— Stated exercise —
Reproduce the line that contains "What does this" and every line after it through the end of the records, exactly, with nothing added.

━━━━━━━━━━━━━━━━━━━━

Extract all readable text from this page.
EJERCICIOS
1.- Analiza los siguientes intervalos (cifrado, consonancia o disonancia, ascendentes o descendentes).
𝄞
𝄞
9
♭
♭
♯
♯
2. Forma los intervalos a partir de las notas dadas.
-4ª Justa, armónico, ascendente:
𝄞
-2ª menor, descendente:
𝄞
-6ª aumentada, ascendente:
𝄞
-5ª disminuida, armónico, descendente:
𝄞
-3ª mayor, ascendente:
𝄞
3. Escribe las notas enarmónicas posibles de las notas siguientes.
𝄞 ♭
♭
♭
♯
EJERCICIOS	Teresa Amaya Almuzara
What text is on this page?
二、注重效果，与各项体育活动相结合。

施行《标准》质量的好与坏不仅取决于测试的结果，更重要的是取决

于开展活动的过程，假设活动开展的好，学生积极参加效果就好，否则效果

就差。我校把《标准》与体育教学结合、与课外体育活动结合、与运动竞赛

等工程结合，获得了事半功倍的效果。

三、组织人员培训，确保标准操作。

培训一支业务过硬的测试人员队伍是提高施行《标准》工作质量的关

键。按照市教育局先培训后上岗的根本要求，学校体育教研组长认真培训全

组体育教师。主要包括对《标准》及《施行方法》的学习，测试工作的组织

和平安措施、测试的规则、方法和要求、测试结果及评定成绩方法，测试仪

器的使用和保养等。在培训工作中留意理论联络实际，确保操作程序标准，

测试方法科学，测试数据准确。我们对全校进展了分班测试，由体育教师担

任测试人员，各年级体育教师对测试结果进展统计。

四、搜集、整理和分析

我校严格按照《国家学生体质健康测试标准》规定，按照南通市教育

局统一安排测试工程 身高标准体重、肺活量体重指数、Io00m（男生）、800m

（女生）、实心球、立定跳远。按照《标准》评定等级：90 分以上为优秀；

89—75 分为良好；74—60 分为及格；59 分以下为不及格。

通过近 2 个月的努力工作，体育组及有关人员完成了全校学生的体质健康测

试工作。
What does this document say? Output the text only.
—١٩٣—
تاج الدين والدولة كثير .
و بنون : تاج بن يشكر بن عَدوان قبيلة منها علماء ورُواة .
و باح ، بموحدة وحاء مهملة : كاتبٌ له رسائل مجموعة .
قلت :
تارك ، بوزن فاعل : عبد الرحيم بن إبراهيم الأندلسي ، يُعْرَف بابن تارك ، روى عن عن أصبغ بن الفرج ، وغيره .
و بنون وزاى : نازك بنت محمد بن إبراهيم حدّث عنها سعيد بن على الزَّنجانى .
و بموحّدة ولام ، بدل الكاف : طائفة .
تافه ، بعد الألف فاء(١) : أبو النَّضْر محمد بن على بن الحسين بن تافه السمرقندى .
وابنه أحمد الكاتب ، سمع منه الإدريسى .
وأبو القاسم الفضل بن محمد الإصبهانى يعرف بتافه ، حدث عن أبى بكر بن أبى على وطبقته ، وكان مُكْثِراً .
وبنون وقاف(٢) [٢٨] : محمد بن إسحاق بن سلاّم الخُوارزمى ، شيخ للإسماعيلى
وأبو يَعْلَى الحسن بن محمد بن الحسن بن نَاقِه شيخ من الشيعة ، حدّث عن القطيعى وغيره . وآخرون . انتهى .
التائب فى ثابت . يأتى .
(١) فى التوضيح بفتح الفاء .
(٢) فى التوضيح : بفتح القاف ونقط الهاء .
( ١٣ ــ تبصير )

━━━━━━━━━━━━━━━━━━━━

— The response —
What does this document say? Output the text only.
—١٩٣—
تاج الدين والدولة كثير .
و بنون : تاج بن يشكر بن عَدوان قبيلة منها علماء ورُواة .
و باح ، بموحدة وحاء مهملة : كاتبٌ له رسائل مجموعة .
قلت :
تارك ، بوزن فاعل : عبد الرحيم بن إبراهيم الأندلسي ، يُعْرَف بابن تارك ، روى عن عن أصبغ بن الفرج ، وغيره .
و بنون وزاى : نازك بنت محمد بن إبراهيم حدّث عنها سعيد بن على الزَّنجانى .
و بموحّدة ولام ، بدل الكاف : طائفة .
تافه ، بعد الألف فاء(١) : أبو النَّضْر محمد بن على بن الحسين بن تافه السمرقندى .
وابنه أحمد الكاتب ، سمع منه الإدريسى .
وأبو القاسم الفضل بن محمد الإصبهانى يعرف بتافه ، حدث عن أبى بكر بن أبى على وطبقته ، وكان مُكْثِراً .
وبنون وقاف(٢) [٢٨] : محمد بن إسحاق بن سلاّم الخُوارزمى ، شيخ للإسماعيلى
وأبو يَعْلَى الحسن بن محمد بن الحسن بن نَاقِه شيخ من الشيعة ، حدّث عن القطيعى وغيره . وآخرون . انتهى .
التائب فى ثابت . يأتى .
(١) فى التوضيح بفتح الفاء .
(٢) فى التوضيح : بفتح القاف ونقط الهاء .
( ١٣ ــ تبصير )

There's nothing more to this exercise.